- **What is being asked**:
Restate every line of the material, word for word.
+ + + + + + +
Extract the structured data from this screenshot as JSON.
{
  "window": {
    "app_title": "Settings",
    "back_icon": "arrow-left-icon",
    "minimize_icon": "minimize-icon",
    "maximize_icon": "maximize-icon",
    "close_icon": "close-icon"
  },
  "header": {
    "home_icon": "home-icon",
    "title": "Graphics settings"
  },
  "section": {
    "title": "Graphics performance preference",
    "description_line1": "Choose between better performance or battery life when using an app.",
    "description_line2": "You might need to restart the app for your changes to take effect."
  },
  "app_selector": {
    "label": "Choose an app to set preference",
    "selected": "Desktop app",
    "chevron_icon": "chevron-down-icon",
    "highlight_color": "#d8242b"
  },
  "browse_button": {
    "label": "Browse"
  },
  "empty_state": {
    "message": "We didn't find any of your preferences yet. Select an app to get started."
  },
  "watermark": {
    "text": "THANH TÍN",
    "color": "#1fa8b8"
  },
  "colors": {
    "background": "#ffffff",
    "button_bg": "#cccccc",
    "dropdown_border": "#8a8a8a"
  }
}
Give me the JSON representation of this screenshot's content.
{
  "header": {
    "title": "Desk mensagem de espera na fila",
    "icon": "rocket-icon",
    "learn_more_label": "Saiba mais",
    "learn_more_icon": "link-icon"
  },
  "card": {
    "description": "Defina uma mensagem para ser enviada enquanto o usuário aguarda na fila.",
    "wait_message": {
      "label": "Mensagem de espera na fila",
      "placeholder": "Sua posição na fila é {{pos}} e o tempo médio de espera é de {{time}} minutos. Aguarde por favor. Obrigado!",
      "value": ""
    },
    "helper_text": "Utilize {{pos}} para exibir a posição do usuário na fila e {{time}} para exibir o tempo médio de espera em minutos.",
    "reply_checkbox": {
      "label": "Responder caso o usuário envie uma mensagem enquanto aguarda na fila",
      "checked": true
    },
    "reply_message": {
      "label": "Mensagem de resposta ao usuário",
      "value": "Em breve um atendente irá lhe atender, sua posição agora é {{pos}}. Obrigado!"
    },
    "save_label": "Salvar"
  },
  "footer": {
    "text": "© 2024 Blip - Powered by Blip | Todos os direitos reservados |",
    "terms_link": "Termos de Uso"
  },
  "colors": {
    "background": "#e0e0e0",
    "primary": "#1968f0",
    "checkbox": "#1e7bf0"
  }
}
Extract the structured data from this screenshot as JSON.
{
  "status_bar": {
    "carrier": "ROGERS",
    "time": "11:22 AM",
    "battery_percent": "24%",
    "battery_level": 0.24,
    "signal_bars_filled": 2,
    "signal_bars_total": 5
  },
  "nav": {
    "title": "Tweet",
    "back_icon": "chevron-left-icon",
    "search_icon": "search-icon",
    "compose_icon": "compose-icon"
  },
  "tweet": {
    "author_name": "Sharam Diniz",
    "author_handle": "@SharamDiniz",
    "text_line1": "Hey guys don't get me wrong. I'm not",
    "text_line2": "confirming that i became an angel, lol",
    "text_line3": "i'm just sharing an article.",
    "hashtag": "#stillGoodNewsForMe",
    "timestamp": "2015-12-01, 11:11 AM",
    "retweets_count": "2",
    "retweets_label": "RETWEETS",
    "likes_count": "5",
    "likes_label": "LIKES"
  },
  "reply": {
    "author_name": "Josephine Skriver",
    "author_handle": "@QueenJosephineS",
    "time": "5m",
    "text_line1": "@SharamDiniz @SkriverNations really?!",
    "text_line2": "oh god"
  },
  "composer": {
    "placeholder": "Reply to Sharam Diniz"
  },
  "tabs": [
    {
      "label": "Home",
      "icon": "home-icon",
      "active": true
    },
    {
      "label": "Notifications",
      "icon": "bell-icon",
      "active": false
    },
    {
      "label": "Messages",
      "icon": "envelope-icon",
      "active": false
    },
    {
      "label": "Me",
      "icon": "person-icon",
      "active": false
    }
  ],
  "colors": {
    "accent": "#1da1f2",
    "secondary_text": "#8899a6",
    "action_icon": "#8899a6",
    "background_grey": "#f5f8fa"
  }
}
+ + + + + + +
- **Solution to the exercise**:
Extract the structured data from this screenshot as JSON.
{
  "window": {
    "app_title": "Settings",
    "back_icon": "arrow-left-icon",
    "minimize_icon": "minimize-icon",
    "maximize_icon": "maximize-icon",
    "close_icon": "close-icon"
  },
  "header": {
    "home_icon": "home-icon",
    "title": "Graphics settings"
  },
  "section": {
    "title": "Graphics performance preference",
    "description_line1": "Choose between better performance or battery life when using an app.",
    "description_line2": "You might need to restart the app for your changes to take effect."
  },
  "app_selector": {
    "label": "Choose an app to set preference",
    "selected": "Desktop app",
    "chevron_icon": "chevron-down-icon",
    "highlight_color": "#d8242b"
  },
  "browse_button": {
    "label": "Browse"
  },
  "empty_state": {
    "message": "We didn't find any of your preferences yet. Select an app to get started."
  },
  "watermark": {
    "text": "THANH TÍN",
    "color": "#1fa8b8"
  },
  "colors": {
    "background": "#ffffff",
    "button_bg": "#cccccc",
    "dropdown_border": "#8a8a8a"
  }
}
Give me the JSON representation of this screenshot's content.
{
  "header": {
    "title": "Desk mensagem de espera na fila",
    "icon": "rocket-icon",
    "learn_more_label": "Saiba mais",
    "learn_more_icon": "link-icon"
  },
  "card": {
    "description": "Defina uma mensagem para ser enviada enquanto o usuário aguarda na fila.",
    "wait_message": {
      "label": "Mensagem de espera na fila",
      "placeholder": "Sua posição na fila é {{pos}} e o tempo médio de espera é de {{time}} minutos. Aguarde por favor. Obrigado!",
      "value": ""
    },
    "helper_text": "Utilize {{pos}} para exibir a posição do usuário na fila e {{time}} para exibir o tempo médio de espera em minutos.",
    "reply_checkbox": {
      "label": "Responder caso o usuário envie uma mensagem enquanto aguarda na fila",
      "checked": true
    },
    "reply_message": {
      "label": "Mensagem de resposta ao usuário",
      "value": "Em breve um atendente irá lhe atender, sua posição agora é {{pos}}. Obrigado!"
    },
    "save_label": "Salvar"
  },
  "footer": {
    "text": "© 2024 Blip - Powered by Blip | Todos os direitos reservados |",
    "terms_link": "Termos de Uso"
  },
  "colors": {
    "background": "#e0e0e0",
    "primary": "#1968f0",
    "checkbox": "#1e7bf0"
  }
}
Extract the structured data from this screenshot as JSON.
{
  "status_bar": {
    "carrier": "ROGERS",
    "time": "11:22 AM",
    "battery_percent": "24%",
    "battery_level": 0.24,
    "signal_bars_filled": 2,
    "signal_bars_total": 5
  },
  "nav": {
    "title": "Tweet",
    "back_icon": "chevron-left-icon",
    "search_icon": "search-icon",
    "compose_icon": "compose-icon"
  },
  "tweet": {
    "author_name": "Sharam Diniz",
    "author_handle": "@SharamDiniz",
    "text_line1": "Hey guys don't get me wrong. I'm not",
    "text_line2": "confirming that i became an angel, lol",
    "text_line3": "i'm just sharing an article.",
    "hashtag": "#stillGoodNewsForMe",
    "timestamp": "2015-12-01, 11:11 AM",
    "retweets_count": "2",
    "retweets_label": "RETWEETS",
    "likes_count": "5",
    "likes_label": "LIKES"
  },
  "reply": {
    "author_name": "Josephine Skriver",
    "author_handle": "@QueenJosephineS",
    "time": "5m",
    "text_line1": "@SharamDiniz @SkriverNations really?!",
    "text_line2": "oh god"
  },
  "composer": {
    "placeholder": "Reply to Sharam Diniz"
  },
  "tabs": [
    {
      "label": "Home",
      "icon": "home-icon",
      "active": true
    },
    {
      "label": "Notifications",
      "icon": "bell-icon",
      "active": false
    },
    {
      "label": "Messages",
      "icon": "envelope-icon",
      "active": false
    },
    {
      "label": "Me",
      "icon": "person-icon",
      "active": false
    }
  ],
  "colors": {
    "accent": "#1da1f2",
    "secondary_text": "#8899a6",
    "action_icon": "#8899a6",
    "background_grey": "#f5f8fa"
  }
}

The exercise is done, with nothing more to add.